● WORK TO DO
Transcribe every line of the listing below without any deviation.

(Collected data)
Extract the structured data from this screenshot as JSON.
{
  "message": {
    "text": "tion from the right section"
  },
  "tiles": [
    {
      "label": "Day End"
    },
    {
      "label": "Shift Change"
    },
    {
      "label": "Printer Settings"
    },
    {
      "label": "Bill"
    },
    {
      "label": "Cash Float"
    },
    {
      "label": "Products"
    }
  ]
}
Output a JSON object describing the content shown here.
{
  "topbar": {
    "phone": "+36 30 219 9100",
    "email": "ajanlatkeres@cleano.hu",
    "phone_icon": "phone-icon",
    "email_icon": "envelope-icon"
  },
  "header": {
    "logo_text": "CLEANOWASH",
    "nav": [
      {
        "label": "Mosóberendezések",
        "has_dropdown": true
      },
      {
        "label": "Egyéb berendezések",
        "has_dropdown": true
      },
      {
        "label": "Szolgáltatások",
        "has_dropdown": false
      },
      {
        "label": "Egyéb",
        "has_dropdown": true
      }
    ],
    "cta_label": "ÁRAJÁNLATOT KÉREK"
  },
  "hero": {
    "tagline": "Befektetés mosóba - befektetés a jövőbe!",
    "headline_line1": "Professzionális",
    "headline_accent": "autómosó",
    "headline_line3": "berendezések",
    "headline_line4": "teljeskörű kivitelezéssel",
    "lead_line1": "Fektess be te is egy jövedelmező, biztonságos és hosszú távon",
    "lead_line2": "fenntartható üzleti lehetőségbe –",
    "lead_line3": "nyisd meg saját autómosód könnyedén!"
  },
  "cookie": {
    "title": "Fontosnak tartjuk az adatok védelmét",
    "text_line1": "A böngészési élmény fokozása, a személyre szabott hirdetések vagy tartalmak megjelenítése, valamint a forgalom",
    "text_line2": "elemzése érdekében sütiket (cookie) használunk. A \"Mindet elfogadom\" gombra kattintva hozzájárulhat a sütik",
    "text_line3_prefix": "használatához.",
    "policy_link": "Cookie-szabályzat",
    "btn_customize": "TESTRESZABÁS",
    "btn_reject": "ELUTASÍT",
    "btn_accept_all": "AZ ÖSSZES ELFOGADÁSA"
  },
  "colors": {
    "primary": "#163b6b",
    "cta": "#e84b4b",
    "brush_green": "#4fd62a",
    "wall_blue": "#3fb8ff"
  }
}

● OUTPUT FOR THIS EXERCISE
Extract the structured data from this screenshot as JSON.
{
  "message": {
    "text": "tion from the right section"
  },
  "tiles": [
    {
      "label": "Day End"
    },
    {
      "label": "Shift Change"
    },
    {
      "label": "Printer Settings"
    },
    {
      "label": "Bill"
    },
    {
      "label": "Cash Float"
    },
    {
      "label": "Products"
    }
  ]
}
Output a JSON object describing the content shown here.
{
  "topbar": {
    "phone": "+36 30 219 9100",
    "email": "ajanlatkeres@cleano.hu",
    "phone_icon": "phone-icon",
    "email_icon": "envelope-icon"
  },
  "header": {
    "logo_text": "CLEANOWASH",
    "nav": [
      {
        "label": "Mosóberendezések",
        "has_dropdown": true
      },
      {
        "label": "Egyéb berendezések",
        "has_dropdown": true
      },
      {
        "label": "Szolgáltatások",
        "has_dropdown": false
      },
      {
        "label": "Egyéb",
        "has_dropdown": true
      }
    ],
    "cta_label": "ÁRAJÁNLATOT KÉREK"
  },
  "hero": {
    "tagline": "Befektetés mosóba - befektetés a jövőbe!",
    "headline_line1": "Professzionális",
    "headline_accent": "autómosó",
    "headline_line3": "berendezések",
    "headline_line4": "teljeskörű kivitelezéssel",
    "lead_line1": "Fektess be te is egy jövedelmező, biztonságos és hosszú távon",
    "lead_line2": "fenntartható üzleti lehetőségbe –",
    "lead_line3": "nyisd meg saját autómosód könnyedén!"
  },
  "cookie": {
    "title": "Fontosnak tartjuk az adatok védelmét",
    "text_line1": "A böngészési élmény fokozása, a személyre szabott hirdetések vagy tartalmak megjelenítése, valamint a forgalom",
    "text_line2": "elemzése érdekében sütiket (cookie) használunk. A \"Mindet elfogadom\" gombra kattintva hozzájárulhat a sütik",
    "text_line3_prefix": "használatához.",
    "policy_link": "Cookie-szabályzat",
    "btn_customize": "TESTRESZABÁS",
    "btn_reject": "ELUTASÍT",
    "btn_accept_all": "AZ ÖSSZES ELFOGADÁSA"
  },
  "colors": {
    "primary": "#163b6b",
    "cta": "#e84b4b",
    "brush_green": "#4fd62a",
    "wall_blue": "#3fb8ff"
  }
}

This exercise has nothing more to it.